# Task prompt
Answer with the number of lines in the listing below that contain the word "JSON", and nothing else.

# Exercise inputs
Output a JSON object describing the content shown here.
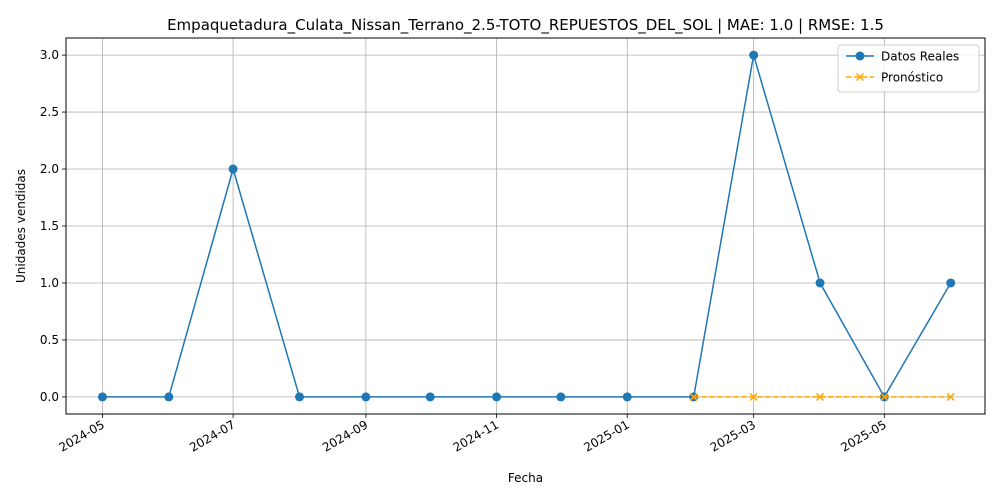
{
  "chart_data": {
    "type": "line",
    "title": "Empaquetadura_Culata_Nissan_Terrano_2.5-TOTO_REPUESTOS_DEL_SOL | MAE: 1.0 | RMSE: 1.5",
    "xlabel": "Fecha",
    "ylabel": "Unidades vendidas",
    "grid": true,
    "legend_position": "top-right",
    "xlim": [
      "2024-04-14",
      "2025-06-17"
    ],
    "ylim": [
      -0.15,
      3.15
    ],
    "x_ticks": [
      "2024-05",
      "2024-07",
      "2024-09",
      "2024-11",
      "2025-01",
      "2025-03",
      "2025-05"
    ],
    "x_tick_dates": [
      "2024-05-01",
      "2024-07-01",
      "2024-09-01",
      "2024-11-01",
      "2025-01-01",
      "2025-03-01",
      "2025-05-01"
    ],
    "y_ticks": [
      "0.0",
      "0.5",
      "1.0",
      "1.5",
      "2.0",
      "2.5",
      "3.0"
    ],
    "y_tick_values": [
      0,
      0.5,
      1.0,
      1.5,
      2.0,
      2.5,
      3.0
    ],
    "series": [
      {
        "name": "Datos Reales",
        "color": "#1f77b4",
        "marker": "circle",
        "line_style": "solid",
        "x": [
          "2024-05-01",
          "2024-06-01",
          "2024-07-01",
          "2024-08-01",
          "2024-09-01",
          "2024-10-01",
          "2024-11-01",
          "2024-12-01",
          "2025-01-01",
          "2025-02-01",
          "2025-03-01",
          "2025-04-01",
          "2025-05-01",
          "2025-06-01"
        ],
        "values": [
          0,
          0,
          2,
          0,
          0,
          0,
          0,
          0,
          0,
          0,
          3,
          1,
          0,
          1
        ]
      },
      {
        "name": "Pronóstico",
        "color": "#ffa500",
        "marker": "x",
        "line_style": "dashed",
        "x": [
          "2025-02-01",
          "2025-03-01",
          "2025-04-01",
          "2025-05-01",
          "2025-06-01"
        ],
        "values": [
          0,
          0,
          0,
          0,
          0
        ]
      }
    ]
  }
}
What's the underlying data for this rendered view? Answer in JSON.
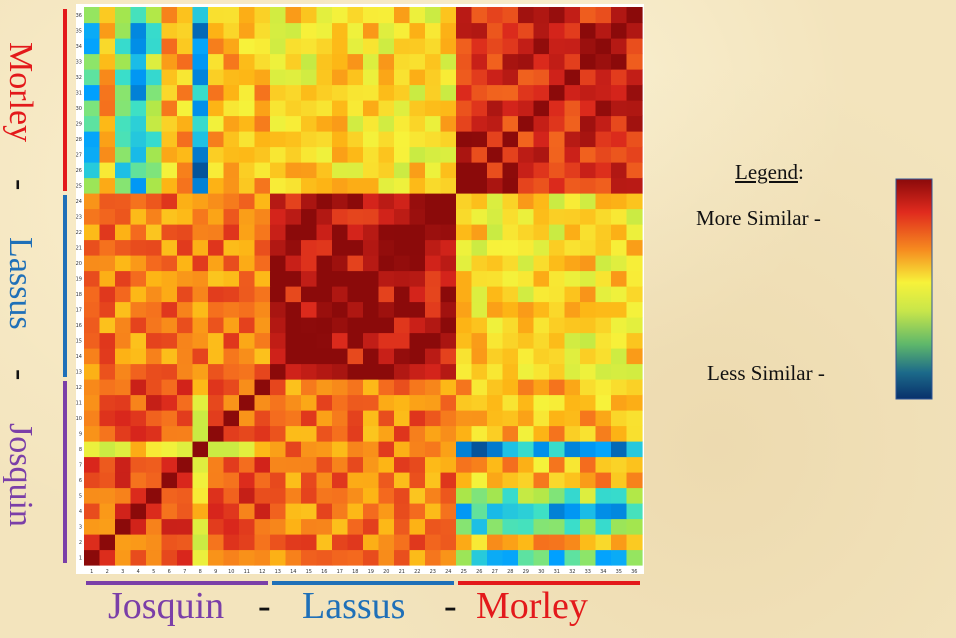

# Reply to the exercise
2